▶ _THE PROBLEM_: Every record must be repeated exactly, with no omission.
══════
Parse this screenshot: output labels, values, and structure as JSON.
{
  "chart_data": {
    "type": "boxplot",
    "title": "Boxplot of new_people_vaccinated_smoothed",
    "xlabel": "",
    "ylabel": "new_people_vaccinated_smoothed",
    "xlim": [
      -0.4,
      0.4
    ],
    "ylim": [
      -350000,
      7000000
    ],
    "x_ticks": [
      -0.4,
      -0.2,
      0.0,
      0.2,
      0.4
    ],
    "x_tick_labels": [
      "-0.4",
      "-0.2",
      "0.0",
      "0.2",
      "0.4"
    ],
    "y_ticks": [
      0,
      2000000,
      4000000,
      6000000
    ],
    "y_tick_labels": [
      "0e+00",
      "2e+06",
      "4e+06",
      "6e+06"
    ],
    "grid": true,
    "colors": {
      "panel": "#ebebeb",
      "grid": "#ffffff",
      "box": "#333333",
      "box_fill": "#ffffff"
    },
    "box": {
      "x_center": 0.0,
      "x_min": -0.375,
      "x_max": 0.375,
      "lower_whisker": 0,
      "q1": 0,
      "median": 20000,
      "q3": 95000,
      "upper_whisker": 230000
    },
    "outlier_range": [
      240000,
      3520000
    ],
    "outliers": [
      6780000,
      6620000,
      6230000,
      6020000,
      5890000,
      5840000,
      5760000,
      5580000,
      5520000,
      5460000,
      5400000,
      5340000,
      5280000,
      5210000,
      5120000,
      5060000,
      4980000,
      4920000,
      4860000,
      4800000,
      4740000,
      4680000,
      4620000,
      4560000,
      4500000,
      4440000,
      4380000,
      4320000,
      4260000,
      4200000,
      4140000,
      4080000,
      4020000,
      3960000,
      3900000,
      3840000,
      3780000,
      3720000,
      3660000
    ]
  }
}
══════
▶ _RESULT FOR THIS TASK_:
Parse this screenshot: output labels, values, and structure as JSON.
{
  "chart_data": {
    "type": "boxplot",
    "title": "Boxplot of new_people_vaccinated_smoothed",
    "xlabel": "",
    "ylabel": "new_people_vaccinated_smoothed",
    "xlim": [
      -0.4,
      0.4
    ],
    "ylim": [
      -350000,
      7000000
    ],
    "x_ticks": [
      -0.4,
      -0.2,
      0.0,
      0.2,
      0.4
    ],
    "x_tick_labels": [
      "-0.4",
      "-0.2",
      "0.0",
      "0.2",
      "0.4"
    ],
    "y_ticks": [
      0,
      2000000,
      4000000,
      6000000
    ],
    "y_tick_labels": [
      "0e+00",
      "2e+06",
      "4e+06",
      "6e+06"
    ],
    "grid": true,
    "colors": {
      "panel": "#ebebeb",
      "grid": "#ffffff",
      "box": "#333333",
      "box_fill": "#ffffff"
    },
    "box": {
      "x_center": 0.0,
      "x_min": -0.375,
      "x_max": 0.375,
      "lower_whisker": 0,
      "q1": 0,
      "median": 20000,
      "q3": 95000,
      "upper_whisker": 230000
    },
    "outlier_range": [
      240000,
      3520000
    ],
    "outliers": [
      6780000,
      6620000,
      6230000,
      6020000,
      5890000,
      5840000,
      5760000,
      5580000,
      5520000,
      5460000,
      5400000,
      5340000,
      5280000,
      5210000,
      5120000,
      5060000,
      4980000,
      4920000,
      4860000,
      4800000,
      4740000,
      4680000,
      4620000,
      4560000,
      4500000,
      4440000,
      4380000,
      4320000,
      4260000,
      4200000,
      4140000,
      4080000,
      4020000,
      3960000,
      3900000,
      3840000,
      3780000,
      3720000,
      3660000
    ]
  }
}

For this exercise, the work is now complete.